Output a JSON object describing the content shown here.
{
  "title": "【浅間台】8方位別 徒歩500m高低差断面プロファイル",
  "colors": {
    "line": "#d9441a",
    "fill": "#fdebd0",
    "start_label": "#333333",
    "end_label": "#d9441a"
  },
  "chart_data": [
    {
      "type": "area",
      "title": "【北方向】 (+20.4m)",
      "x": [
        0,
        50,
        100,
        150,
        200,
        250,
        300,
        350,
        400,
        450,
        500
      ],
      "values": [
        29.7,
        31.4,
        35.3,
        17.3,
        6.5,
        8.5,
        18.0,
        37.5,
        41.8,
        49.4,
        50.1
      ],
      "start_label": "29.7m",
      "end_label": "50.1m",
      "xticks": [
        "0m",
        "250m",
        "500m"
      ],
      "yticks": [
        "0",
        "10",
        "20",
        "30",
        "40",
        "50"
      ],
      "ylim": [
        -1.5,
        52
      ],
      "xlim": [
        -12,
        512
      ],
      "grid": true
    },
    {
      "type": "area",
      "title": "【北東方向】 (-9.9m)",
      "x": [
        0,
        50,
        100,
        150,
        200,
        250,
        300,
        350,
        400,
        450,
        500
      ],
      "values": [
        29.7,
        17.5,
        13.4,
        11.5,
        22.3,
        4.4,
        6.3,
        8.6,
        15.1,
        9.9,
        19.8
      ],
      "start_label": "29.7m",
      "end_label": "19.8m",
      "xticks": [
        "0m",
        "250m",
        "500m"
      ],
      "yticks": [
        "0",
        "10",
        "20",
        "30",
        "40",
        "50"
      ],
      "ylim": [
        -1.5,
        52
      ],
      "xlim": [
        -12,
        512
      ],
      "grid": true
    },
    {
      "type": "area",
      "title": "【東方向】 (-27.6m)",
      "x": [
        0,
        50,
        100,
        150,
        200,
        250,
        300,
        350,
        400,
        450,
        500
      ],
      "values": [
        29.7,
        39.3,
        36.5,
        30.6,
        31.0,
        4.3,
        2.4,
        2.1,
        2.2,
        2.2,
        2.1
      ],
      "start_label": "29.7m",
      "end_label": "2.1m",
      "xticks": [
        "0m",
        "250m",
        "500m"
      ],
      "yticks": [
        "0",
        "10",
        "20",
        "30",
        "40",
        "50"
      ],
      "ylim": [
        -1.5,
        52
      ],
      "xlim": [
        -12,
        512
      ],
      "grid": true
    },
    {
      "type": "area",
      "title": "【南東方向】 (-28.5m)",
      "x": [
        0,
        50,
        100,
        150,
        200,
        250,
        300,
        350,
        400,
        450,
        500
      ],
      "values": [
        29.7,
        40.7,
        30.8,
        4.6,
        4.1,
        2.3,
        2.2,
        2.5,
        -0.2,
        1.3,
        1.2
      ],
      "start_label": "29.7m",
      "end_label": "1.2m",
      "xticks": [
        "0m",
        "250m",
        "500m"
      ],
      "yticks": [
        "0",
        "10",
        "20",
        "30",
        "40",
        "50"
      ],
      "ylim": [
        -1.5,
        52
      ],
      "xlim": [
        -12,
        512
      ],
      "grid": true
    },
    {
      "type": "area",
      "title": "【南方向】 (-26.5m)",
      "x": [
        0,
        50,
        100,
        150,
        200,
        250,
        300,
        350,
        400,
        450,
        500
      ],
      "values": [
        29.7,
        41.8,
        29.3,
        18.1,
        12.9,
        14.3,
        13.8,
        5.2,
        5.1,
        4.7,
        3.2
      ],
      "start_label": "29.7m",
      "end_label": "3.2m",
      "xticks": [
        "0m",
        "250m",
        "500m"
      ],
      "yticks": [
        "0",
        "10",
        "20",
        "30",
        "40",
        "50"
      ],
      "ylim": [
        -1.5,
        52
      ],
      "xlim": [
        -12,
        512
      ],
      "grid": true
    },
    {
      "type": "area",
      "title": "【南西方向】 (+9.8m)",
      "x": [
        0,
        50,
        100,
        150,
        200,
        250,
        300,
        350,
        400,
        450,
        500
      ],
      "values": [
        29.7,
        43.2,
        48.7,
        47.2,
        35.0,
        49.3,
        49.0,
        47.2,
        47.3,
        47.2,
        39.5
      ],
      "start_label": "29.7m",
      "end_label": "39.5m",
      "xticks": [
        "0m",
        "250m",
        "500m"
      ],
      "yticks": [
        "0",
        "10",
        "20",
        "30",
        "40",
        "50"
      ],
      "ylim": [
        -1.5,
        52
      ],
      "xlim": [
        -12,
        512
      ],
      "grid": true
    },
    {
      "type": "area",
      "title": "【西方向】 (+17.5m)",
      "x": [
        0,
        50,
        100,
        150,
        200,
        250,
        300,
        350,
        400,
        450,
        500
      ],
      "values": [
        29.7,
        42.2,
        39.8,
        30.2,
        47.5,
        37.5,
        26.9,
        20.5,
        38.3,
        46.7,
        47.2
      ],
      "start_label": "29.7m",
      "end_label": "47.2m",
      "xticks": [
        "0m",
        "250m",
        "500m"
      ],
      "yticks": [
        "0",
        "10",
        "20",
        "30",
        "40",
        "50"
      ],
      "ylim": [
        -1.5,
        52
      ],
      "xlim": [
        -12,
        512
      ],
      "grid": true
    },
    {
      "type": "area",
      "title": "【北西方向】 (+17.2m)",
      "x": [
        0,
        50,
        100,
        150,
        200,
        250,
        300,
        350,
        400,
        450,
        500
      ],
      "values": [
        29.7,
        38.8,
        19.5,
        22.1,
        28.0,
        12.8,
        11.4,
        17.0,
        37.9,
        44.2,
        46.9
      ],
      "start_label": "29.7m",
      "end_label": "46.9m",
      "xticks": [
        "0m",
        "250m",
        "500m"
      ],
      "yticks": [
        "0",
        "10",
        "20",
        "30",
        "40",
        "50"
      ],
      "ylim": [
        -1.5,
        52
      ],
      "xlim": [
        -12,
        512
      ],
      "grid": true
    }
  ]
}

□ □ □

* [Task description] Word for word, write out all of the data above.

* [Correct response]
Output a JSON object describing the content shown here.
{
  "title": "【浅間台】8方位別 徒歩500m高低差断面プロファイル",
  "colors": {
    "line": "#d9441a",
    "fill": "#fdebd0",
    "start_label": "#333333",
    "end_label": "#d9441a"
  },
  "chart_data": [
    {
      "type": "area",
      "title": "【北方向】 (+20.4m)",
      "x": [
        0,
        50,
        100,
        150,
        200,
        250,
        300,
        350,
        400,
        450,
        500
      ],
      "values": [
        29.7,
        31.4,
        35.3,
        17.3,
        6.5,
        8.5,
        18.0,
        37.5,
        41.8,
        49.4,
        50.1
      ],
      "start_label": "29.7m",
      "end_label": "50.1m",
      "xticks": [
        "0m",
        "250m",
        "500m"
      ],
      "yticks": [
        "0",
        "10",
        "20",
        "30",
        "40",
        "50"
      ],
      "ylim": [
        -1.5,
        52
      ],
      "xlim": [
        -12,
        512
      ],
      "grid": true
    },
    {
      "type": "area",
      "title": "【北東方向】 (-9.9m)",
      "x": [
        0,
        50,
        100,
        150,
        200,
        250,
        300,
        350,
        400,
        450,
        500
      ],
      "values": [
        29.7,
        17.5,
        13.4,
        11.5,
        22.3,
        4.4,
        6.3,
        8.6,
        15.1,
        9.9,
        19.8
      ],
      "start_label": "29.7m",
      "end_label": "19.8m",
      "xticks": [
        "0m",
        "250m",
        "500m"
      ],
      "yticks": [
        "0",
        "10",
        "20",
        "30",
        "40",
        "50"
      ],
      "ylim": [
        -1.5,
        52
      ],
      "xlim": [
        -12,
        512
      ],
      "grid": true
    },
    {
      "type": "area",
      "title": "【東方向】 (-27.6m)",
      "x": [
        0,
        50,
        100,
        150,
        200,
        250,
        300,
        350,
        400,
        450,
        500
      ],
      "values": [
        29.7,
        39.3,
        36.5,
        30.6,
        31.0,
        4.3,
        2.4,
        2.1,
        2.2,
        2.2,
        2.1
      ],
      "start_label": "29.7m",
      "end_label": "2.1m",
      "xticks": [
        "0m",
        "250m",
        "500m"
      ],
      "yticks": [
        "0",
        "10",
        "20",
        "30",
        "40",
        "50"
      ],
      "ylim": [
        -1.5,
        52
      ],
      "xlim": [
        -12,
        512
      ],
      "grid": true
    },
    {
      "type": "area",
      "title": "【南東方向】 (-28.5m)",
      "x": [
        0,
        50,
        100,
        150,
        200,
        250,
        300,
        350,
        400,
        450,
        500
      ],
      "values": [
        29.7,
        40.7,
        30.8,
        4.6,
        4.1,
        2.3,
        2.2,
        2.5,
        -0.2,
        1.3,
        1.2
      ],
      "start_label": "29.7m",
      "end_label": "1.2m",
      "xticks": [
        "0m",
        "250m",
        "500m"
      ],
      "yticks": [
        "0",
        "10",
        "20",
        "30",
        "40",
        "50"
      ],
      "ylim": [
        -1.5,
        52
      ],
      "xlim": [
        -12,
        512
      ],
      "grid": true
    },
    {
      "type": "area",
      "title": "【南方向】 (-26.5m)",
      "x": [
        0,
        50,
        100,
        150,
        200,
        250,
        300,
        350,
        400,
        450,
        500
      ],
      "values": [
        29.7,
        41.8,
        29.3,
        18.1,
        12.9,
        14.3,
        13.8,
        5.2,
        5.1,
        4.7,
        3.2
      ],
      "start_label": "29.7m",
      "end_label": "3.2m",
      "xticks": [
        "0m",
        "250m",
        "500m"
      ],
      "yticks": [
        "0",
        "10",
        "20",
        "30",
        "40",
        "50"
      ],
      "ylim": [
        -1.5,
        52
      ],
      "xlim": [
        -12,
        512
      ],
      "grid": true
    },
    {
      "type": "area",
      "title": "【南西方向】 (+9.8m)",
      "x": [
        0,
        50,
        100,
        150,
        200,
        250,
        300,
        350,
        400,
        450,
        500
      ],
      "values": [
        29.7,
        43.2,
        48.7,
        47.2,
        35.0,
        49.3,
        49.0,
        47.2,
        47.3,
        47.2,
        39.5
      ],
      "start_label": "29.7m",
      "end_label": "39.5m",
      "xticks": [
        "0m",
        "250m",
        "500m"
      ],
      "yticks": [
        "0",
        "10",
        "20",
        "30",
        "40",
        "50"
      ],
      "ylim": [
        -1.5,
        52
      ],
      "xlim": [
        -12,
        512
      ],
      "grid": true
    },
    {
      "type": "area",
      "title": "【西方向】 (+17.5m)",
      "x": [
        0,
        50,
        100,
        150,
        200,
        250,
        300,
        350,
        400,
        450,
        500
      ],
      "values": [
        29.7,
        42.2,
        39.8,
        30.2,
        47.5,
        37.5,
        26.9,
        20.5,
        38.3,
        46.7,
        47.2
      ],
      "start_label": "29.7m",
      "end_label": "47.2m",
      "xticks": [
        "0m",
        "250m",
        "500m"
      ],
      "yticks": [
        "0",
        "10",
        "20",
        "30",
        "40",
        "50"
      ],
      "ylim": [
        -1.5,
        52
      ],
      "xlim": [
        -12,
        512
      ],
      "grid": true
    },
    {
      "type": "area",
      "title": "【北西方向】 (+17.2m)",
      "x": [
        0,
        50,
        100,
        150,
        200,
        250,
        300,
        350,
        400,
        450,
        500
      ],
      "values": [
        29.7,
        38.8,
        19.5,
        22.1,
        28.0,
        12.8,
        11.4,
        17.0,
        37.9,
        44.2,
        46.9
      ],
      "start_label": "29.7m",
      "end_label": "46.9m",
      "xticks": [
        "0m",
        "250m",
        "500m"
      ],
      "yticks": [
        "0",
        "10",
        "20",
        "30",
        "40",
        "50"
      ],
      "ylim": [
        -1.5,
        52
      ],
      "xlim": [
        -12,
        512
      ],
      "grid": true
    }
  ]
}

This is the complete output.